Description of the task — Extract the lines that carry the string "如图所示" from the listing.

Extracted information —
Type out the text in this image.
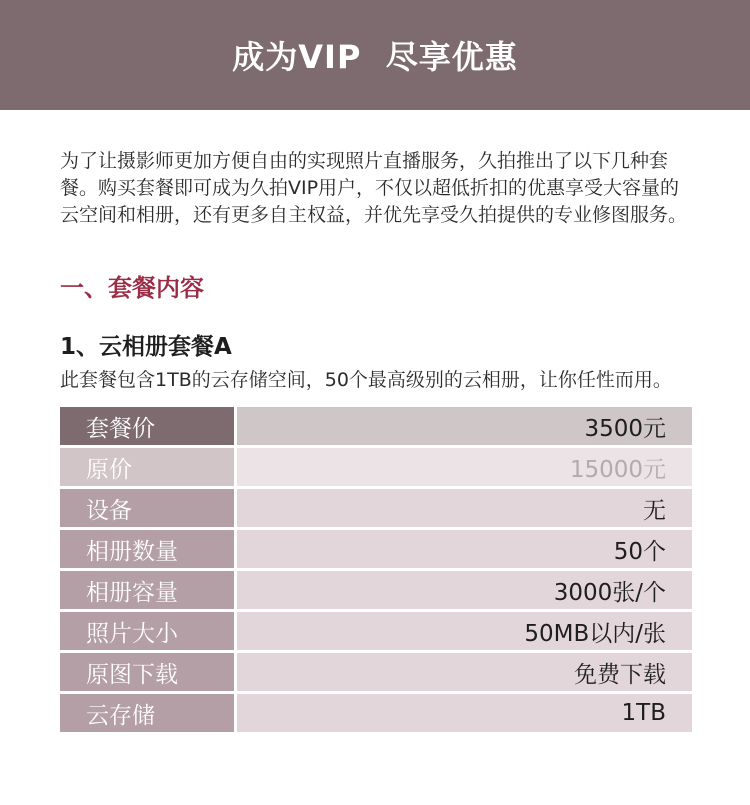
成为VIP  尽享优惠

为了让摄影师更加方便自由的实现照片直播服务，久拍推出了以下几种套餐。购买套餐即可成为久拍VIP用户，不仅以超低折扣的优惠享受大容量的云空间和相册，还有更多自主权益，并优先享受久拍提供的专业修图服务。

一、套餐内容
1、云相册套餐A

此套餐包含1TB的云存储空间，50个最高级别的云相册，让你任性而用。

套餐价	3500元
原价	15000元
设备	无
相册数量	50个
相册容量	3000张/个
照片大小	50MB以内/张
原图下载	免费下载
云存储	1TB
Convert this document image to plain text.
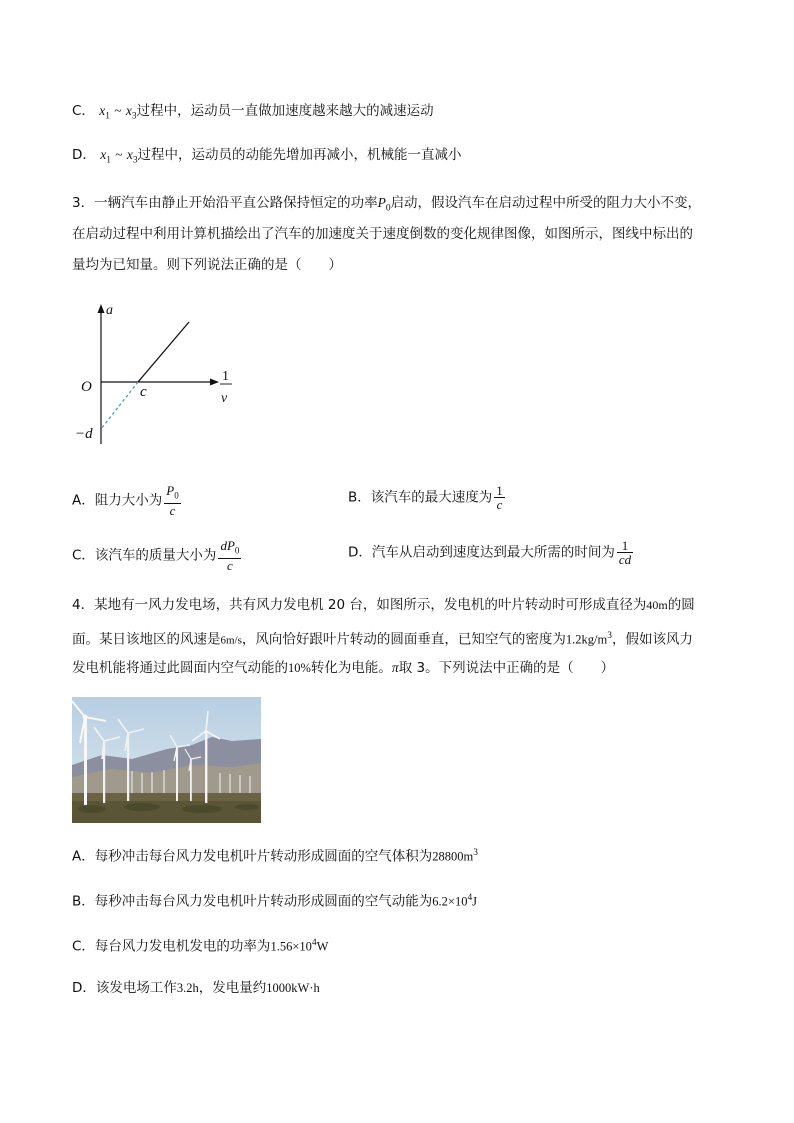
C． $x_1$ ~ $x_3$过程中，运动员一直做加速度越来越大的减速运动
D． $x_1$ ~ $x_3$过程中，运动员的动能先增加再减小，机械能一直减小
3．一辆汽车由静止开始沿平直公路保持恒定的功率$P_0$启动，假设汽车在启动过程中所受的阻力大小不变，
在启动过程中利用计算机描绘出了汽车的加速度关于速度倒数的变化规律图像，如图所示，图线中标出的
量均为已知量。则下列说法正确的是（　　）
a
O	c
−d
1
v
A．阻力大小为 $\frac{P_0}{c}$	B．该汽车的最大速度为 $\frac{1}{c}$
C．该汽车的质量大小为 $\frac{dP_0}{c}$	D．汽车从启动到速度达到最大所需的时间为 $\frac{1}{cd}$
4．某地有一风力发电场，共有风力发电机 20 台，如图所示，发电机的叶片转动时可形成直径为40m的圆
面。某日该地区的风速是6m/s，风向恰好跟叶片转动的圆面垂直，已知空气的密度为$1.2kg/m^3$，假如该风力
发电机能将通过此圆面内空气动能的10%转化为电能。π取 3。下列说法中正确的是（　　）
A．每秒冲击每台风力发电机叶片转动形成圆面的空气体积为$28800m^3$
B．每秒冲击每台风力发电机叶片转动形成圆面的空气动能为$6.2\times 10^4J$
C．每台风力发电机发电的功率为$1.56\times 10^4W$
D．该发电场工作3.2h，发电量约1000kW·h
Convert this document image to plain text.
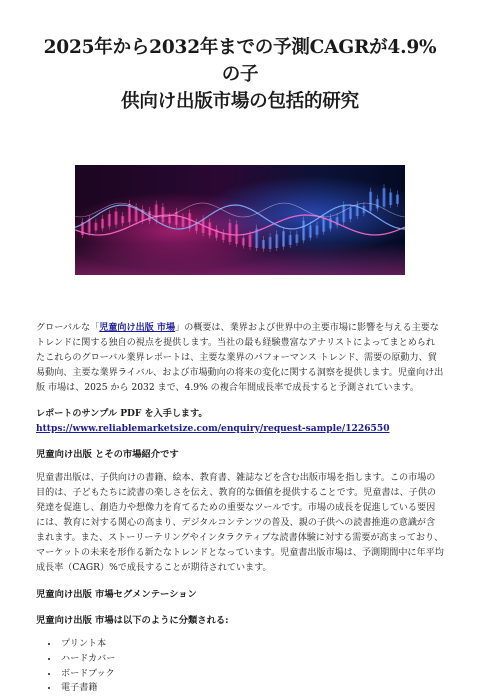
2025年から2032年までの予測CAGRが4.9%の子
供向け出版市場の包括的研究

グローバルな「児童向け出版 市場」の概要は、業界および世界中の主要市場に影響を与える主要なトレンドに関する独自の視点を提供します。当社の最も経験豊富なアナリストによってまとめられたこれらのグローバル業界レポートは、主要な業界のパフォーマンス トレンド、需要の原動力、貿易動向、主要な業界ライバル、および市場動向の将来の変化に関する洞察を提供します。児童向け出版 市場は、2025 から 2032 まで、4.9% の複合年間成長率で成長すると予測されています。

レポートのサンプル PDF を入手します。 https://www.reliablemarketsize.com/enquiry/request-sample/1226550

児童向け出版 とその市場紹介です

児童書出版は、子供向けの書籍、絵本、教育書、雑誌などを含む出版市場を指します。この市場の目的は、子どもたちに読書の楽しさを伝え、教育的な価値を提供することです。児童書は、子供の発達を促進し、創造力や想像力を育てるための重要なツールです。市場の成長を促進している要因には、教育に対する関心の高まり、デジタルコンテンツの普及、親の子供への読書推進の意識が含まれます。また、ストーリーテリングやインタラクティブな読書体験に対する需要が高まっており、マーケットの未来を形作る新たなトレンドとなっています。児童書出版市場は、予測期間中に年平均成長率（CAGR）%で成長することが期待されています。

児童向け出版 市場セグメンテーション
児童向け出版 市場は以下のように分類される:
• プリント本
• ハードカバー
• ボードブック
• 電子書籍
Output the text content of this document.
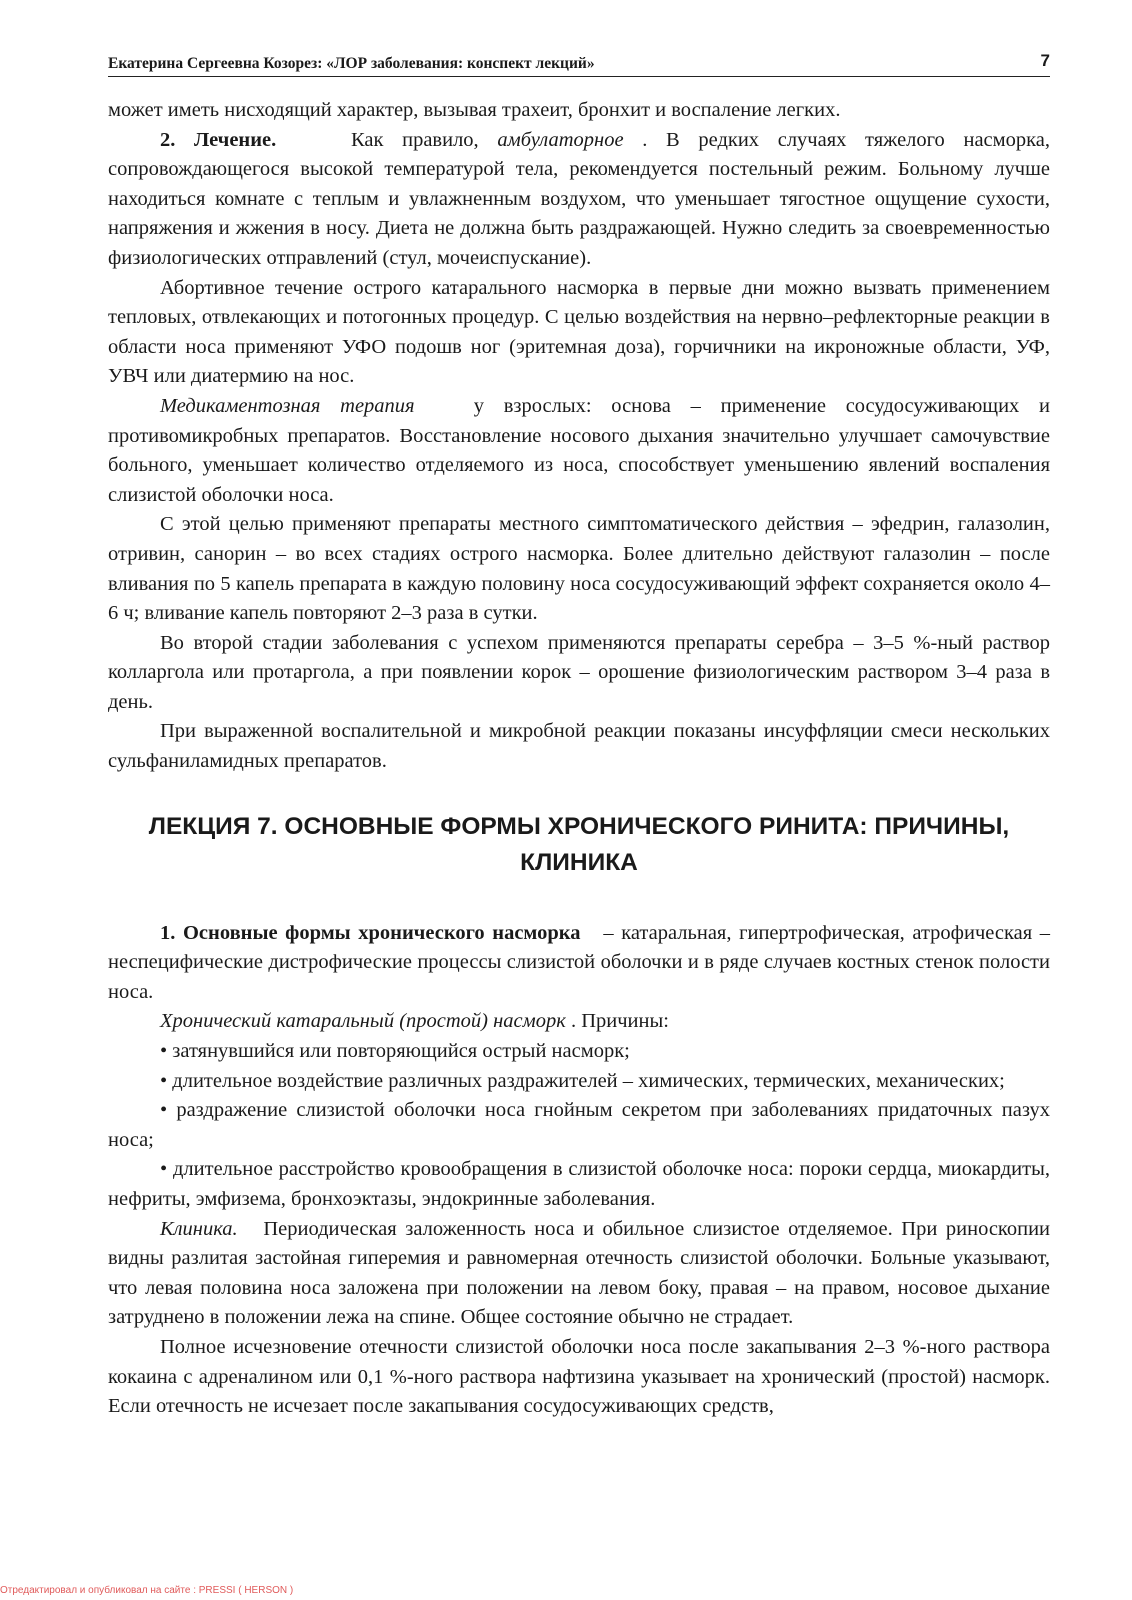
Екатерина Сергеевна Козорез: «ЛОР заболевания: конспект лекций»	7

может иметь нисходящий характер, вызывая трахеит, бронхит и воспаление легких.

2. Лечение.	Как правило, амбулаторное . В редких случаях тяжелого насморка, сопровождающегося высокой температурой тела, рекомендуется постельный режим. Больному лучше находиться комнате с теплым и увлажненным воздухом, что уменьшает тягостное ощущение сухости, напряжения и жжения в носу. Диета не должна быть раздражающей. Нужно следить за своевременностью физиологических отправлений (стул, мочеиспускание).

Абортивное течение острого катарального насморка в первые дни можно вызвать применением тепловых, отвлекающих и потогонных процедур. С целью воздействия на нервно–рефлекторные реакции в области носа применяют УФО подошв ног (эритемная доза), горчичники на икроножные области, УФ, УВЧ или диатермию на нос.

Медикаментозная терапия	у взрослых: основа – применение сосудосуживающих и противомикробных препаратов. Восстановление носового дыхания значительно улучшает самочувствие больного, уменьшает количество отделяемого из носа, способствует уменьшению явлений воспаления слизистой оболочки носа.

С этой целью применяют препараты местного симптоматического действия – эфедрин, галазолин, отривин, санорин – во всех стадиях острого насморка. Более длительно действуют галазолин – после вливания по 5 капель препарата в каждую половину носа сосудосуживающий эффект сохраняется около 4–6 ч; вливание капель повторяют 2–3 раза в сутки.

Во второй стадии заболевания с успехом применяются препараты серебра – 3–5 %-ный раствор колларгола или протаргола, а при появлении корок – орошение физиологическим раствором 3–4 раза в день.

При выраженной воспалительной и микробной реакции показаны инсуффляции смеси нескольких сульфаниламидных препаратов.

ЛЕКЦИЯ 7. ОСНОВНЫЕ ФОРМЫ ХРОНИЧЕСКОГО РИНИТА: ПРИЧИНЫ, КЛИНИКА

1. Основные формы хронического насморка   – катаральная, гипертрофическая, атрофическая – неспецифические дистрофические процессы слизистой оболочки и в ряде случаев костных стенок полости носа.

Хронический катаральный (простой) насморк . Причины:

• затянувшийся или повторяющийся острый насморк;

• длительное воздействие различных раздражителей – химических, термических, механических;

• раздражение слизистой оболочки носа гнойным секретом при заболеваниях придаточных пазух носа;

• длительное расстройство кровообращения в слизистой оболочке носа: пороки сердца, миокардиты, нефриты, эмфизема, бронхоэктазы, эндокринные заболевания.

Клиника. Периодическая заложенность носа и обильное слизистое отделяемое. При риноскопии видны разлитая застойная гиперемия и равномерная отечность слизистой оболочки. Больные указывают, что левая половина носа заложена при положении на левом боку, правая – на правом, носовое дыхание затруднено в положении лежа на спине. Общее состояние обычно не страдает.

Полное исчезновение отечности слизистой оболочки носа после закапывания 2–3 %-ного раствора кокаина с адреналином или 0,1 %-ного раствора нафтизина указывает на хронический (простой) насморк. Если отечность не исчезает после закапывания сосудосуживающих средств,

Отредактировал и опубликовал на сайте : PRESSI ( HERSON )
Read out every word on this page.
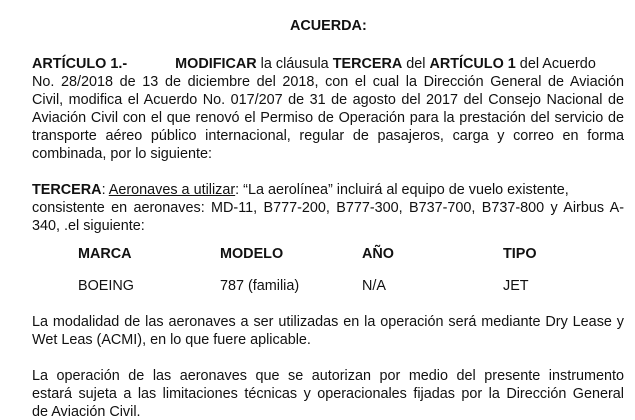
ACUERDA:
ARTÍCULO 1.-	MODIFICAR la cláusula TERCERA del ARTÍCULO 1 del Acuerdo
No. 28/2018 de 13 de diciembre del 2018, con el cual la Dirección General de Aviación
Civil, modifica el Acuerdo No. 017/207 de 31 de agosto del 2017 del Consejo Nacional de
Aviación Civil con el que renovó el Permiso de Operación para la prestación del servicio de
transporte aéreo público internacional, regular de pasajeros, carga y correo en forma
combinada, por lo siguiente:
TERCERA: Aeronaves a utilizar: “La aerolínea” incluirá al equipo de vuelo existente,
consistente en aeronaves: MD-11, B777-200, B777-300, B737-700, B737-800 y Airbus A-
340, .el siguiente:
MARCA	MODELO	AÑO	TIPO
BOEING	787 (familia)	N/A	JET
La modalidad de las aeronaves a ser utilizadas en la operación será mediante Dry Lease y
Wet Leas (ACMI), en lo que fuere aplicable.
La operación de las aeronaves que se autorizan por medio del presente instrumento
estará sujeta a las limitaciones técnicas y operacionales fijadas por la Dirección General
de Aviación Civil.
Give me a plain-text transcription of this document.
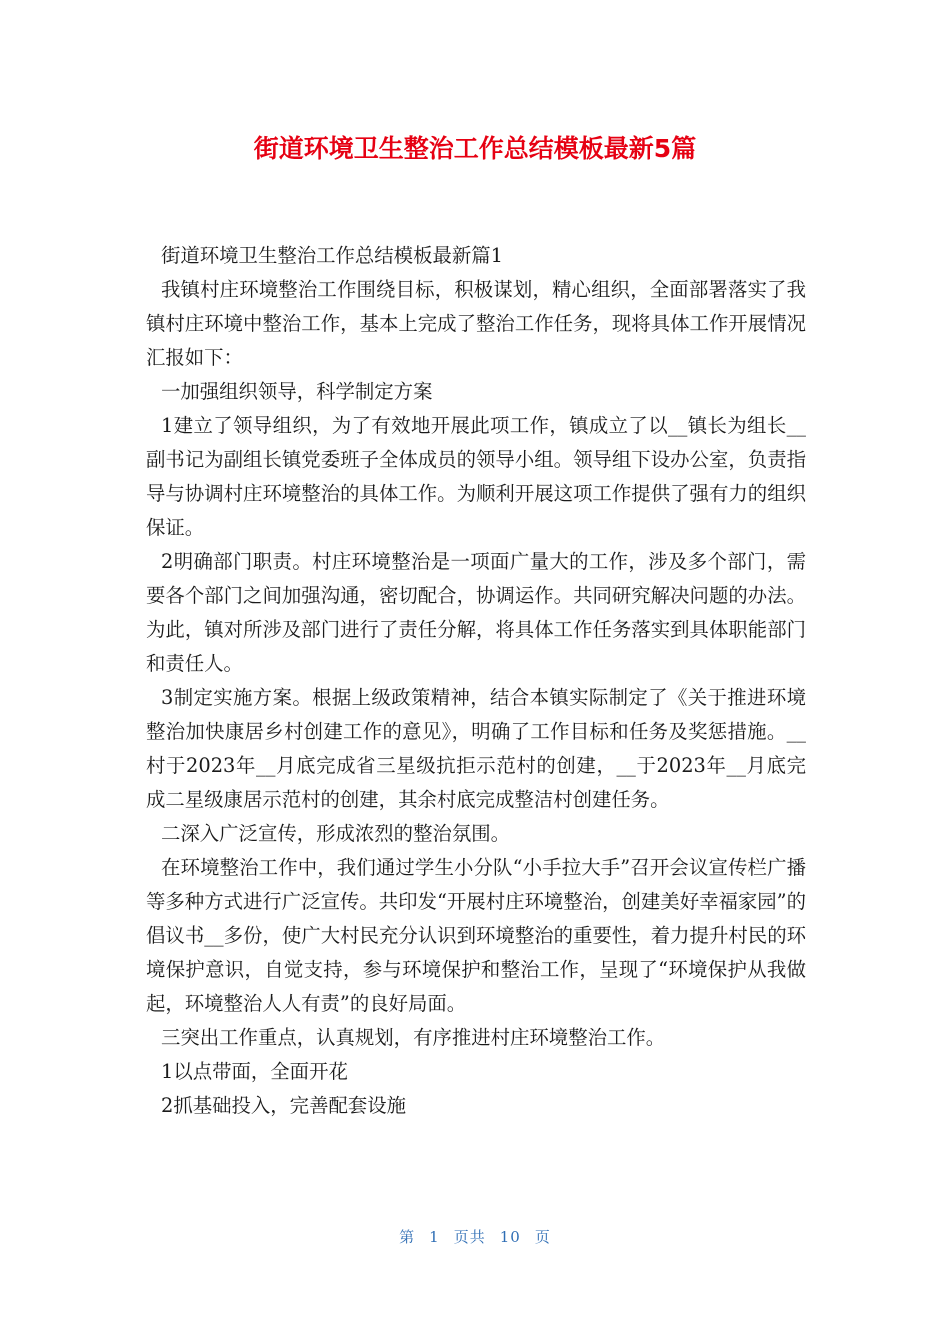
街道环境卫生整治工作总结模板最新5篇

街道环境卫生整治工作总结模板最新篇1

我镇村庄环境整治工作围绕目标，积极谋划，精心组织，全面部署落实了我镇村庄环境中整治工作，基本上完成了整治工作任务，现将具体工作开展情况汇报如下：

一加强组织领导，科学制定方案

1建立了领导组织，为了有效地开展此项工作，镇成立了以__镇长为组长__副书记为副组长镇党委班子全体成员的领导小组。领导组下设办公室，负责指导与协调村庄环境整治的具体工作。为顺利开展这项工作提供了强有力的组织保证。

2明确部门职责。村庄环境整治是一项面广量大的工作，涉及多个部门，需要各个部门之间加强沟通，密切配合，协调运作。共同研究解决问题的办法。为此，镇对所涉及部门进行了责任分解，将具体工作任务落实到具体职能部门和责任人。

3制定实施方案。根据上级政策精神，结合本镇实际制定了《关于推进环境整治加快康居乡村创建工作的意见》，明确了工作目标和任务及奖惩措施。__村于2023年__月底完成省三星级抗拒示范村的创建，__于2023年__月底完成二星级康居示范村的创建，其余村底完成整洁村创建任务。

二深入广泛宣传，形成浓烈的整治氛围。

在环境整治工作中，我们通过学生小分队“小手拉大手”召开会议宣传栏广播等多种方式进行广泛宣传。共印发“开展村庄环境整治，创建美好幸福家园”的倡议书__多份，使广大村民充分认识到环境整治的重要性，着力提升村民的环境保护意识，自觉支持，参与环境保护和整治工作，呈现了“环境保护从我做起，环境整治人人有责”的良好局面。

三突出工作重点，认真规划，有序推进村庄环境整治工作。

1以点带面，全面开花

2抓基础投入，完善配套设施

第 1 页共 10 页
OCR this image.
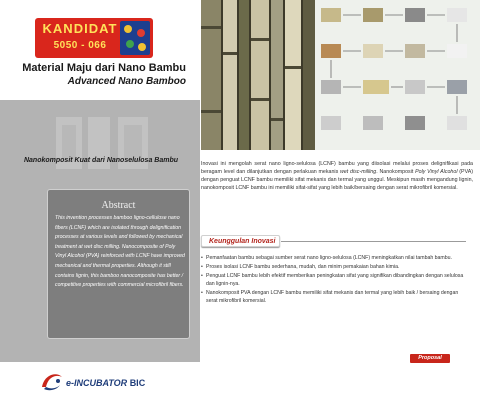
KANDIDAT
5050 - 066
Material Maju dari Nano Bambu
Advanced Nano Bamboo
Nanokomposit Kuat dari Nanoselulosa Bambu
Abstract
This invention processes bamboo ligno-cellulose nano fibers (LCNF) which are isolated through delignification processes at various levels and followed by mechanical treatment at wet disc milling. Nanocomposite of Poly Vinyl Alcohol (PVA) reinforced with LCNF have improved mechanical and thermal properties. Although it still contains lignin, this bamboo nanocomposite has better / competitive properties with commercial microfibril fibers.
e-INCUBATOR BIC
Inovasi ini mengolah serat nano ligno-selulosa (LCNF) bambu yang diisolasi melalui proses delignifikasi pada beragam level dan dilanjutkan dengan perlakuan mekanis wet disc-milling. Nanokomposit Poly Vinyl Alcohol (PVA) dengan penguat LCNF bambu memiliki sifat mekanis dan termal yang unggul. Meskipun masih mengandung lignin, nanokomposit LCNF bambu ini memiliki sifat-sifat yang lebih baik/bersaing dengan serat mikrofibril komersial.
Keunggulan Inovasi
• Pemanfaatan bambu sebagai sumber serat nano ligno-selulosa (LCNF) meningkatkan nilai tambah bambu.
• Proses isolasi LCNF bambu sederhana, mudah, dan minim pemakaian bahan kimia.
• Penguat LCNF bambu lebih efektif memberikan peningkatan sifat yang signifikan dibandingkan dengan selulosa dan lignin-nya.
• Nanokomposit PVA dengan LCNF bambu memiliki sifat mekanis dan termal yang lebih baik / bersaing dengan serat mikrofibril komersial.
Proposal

Complete answer —
在启动过程中利用计算机描绘出了汽车的加速度关于速度倒数的变化规律图像，如图所示，图线中标出的
4．某地有一风力发电场，共有风力发电机 20 台，如图所示，发电机的叶片转动时可形成直径为40m的圆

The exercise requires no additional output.